Across all the lines below, how many contain the string "such"? Please reply with the number only.

--- Provided data ---

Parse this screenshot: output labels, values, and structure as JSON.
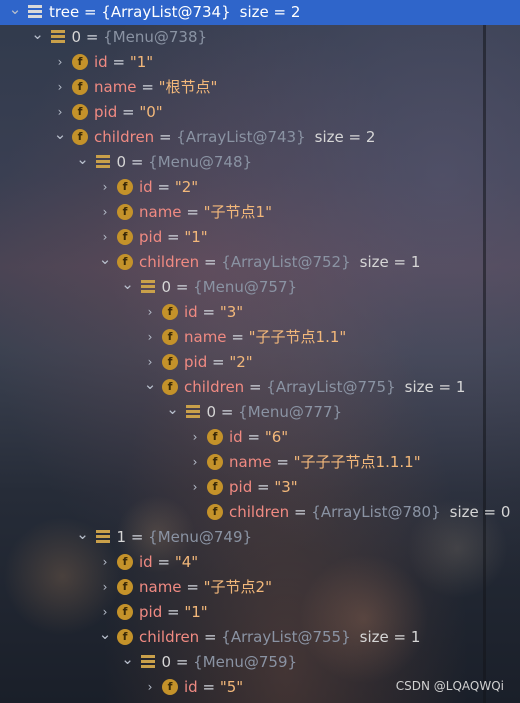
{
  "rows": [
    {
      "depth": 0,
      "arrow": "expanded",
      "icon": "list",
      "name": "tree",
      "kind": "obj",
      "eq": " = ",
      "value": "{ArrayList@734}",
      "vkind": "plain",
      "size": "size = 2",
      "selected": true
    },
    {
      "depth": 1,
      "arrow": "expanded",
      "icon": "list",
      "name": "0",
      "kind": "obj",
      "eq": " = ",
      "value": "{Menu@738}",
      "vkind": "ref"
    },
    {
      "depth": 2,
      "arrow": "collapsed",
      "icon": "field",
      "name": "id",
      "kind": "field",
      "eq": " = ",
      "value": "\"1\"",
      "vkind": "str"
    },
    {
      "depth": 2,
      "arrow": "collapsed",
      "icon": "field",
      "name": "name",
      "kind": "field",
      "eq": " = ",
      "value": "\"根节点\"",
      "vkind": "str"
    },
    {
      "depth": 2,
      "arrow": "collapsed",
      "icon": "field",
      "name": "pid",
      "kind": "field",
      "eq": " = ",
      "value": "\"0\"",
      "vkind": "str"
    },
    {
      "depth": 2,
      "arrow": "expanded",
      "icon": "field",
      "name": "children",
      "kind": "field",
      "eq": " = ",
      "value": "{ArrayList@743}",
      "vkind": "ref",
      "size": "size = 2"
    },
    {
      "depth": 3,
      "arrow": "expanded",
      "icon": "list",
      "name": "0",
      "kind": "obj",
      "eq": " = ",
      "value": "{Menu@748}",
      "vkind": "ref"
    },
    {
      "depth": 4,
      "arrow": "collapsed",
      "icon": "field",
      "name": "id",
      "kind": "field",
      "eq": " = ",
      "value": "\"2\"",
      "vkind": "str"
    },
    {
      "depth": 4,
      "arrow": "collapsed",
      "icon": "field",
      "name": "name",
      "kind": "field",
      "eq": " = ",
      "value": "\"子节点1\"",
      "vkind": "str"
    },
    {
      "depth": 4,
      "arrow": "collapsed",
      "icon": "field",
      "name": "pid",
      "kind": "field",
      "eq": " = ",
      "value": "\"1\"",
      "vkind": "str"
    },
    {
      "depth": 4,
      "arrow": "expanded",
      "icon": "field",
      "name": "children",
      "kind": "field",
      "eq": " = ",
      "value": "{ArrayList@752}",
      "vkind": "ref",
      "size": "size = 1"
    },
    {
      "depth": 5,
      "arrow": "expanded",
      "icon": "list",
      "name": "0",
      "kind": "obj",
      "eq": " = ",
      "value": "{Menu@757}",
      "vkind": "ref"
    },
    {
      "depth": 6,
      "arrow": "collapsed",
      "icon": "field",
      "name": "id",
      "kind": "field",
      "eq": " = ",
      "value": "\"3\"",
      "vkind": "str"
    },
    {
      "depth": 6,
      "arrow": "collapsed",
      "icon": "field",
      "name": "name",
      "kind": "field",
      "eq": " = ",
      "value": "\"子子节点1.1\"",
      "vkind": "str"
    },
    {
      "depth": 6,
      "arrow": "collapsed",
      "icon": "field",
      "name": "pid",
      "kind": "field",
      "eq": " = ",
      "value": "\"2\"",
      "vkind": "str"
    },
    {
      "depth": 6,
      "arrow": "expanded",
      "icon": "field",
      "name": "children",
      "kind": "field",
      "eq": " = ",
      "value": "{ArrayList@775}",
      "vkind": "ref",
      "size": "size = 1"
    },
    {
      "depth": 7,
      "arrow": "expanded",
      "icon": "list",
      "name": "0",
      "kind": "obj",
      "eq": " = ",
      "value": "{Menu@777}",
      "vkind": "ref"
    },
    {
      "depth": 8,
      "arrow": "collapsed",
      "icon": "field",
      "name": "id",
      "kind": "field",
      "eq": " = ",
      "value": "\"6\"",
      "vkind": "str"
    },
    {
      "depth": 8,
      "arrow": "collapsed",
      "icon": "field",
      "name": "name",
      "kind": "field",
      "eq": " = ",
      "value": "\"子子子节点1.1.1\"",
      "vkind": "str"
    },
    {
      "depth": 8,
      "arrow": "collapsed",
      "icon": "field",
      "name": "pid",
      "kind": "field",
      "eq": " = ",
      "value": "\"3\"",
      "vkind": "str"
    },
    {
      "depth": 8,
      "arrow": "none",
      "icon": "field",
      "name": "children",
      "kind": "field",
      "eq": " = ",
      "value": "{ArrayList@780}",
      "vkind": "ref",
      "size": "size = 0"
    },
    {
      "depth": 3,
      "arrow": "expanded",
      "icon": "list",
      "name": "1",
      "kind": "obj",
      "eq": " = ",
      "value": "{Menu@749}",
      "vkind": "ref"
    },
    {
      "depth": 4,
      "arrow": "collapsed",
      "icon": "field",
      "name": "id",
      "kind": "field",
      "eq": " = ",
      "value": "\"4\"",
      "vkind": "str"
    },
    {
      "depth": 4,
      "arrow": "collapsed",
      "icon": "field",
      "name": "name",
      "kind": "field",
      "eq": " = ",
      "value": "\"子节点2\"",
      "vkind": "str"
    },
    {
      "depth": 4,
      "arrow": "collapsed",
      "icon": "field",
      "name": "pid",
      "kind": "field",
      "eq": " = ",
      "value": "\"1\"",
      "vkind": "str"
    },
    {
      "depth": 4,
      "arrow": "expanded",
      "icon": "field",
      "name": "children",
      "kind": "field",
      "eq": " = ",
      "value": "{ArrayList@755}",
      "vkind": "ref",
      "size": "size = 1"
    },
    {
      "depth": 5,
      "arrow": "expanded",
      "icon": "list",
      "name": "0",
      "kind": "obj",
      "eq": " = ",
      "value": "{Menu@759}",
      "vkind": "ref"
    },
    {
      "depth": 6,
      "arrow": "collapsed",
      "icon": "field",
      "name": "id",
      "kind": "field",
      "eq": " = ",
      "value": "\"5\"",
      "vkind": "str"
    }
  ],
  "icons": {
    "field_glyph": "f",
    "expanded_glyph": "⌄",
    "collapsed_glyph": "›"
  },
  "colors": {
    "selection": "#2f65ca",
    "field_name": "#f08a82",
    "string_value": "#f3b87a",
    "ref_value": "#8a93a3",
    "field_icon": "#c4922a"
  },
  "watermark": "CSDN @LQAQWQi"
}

---
--- Provided data ---

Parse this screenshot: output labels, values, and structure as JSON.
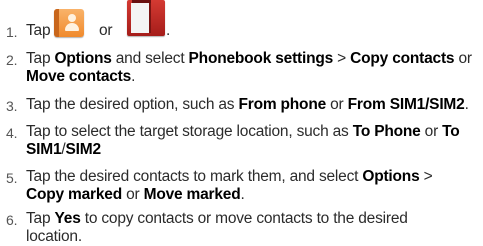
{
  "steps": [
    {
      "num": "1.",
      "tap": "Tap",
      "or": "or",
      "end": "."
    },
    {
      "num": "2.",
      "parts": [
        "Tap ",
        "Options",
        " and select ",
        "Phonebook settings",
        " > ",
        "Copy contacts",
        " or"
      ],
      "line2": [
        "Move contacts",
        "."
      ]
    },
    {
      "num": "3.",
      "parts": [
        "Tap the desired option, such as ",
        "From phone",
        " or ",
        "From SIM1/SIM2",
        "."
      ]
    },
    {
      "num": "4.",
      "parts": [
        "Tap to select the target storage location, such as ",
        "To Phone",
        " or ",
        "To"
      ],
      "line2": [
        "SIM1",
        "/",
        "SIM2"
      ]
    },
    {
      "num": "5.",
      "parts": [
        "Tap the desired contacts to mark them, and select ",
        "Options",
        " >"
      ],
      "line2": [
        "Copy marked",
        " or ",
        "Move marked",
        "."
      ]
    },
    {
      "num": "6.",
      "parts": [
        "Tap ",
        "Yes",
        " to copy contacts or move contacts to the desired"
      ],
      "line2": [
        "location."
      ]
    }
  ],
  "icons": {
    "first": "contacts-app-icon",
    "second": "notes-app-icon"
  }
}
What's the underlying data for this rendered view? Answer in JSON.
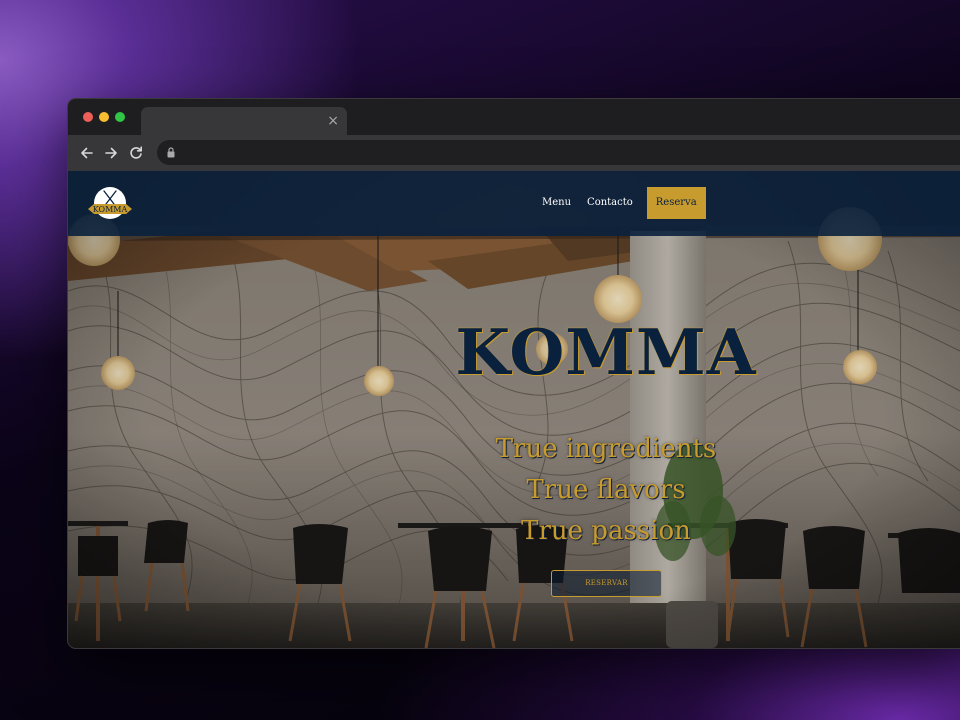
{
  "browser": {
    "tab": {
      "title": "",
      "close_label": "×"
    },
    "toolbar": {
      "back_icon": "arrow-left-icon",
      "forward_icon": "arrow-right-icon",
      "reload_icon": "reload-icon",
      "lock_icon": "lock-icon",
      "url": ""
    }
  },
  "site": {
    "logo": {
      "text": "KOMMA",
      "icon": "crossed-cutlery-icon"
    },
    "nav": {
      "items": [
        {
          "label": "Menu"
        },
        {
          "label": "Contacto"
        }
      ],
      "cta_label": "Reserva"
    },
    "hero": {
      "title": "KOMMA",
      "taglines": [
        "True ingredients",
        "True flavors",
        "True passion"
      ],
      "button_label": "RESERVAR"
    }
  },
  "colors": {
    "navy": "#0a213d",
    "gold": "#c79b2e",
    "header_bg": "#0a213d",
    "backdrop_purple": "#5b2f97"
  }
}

---

#### Expected answer
2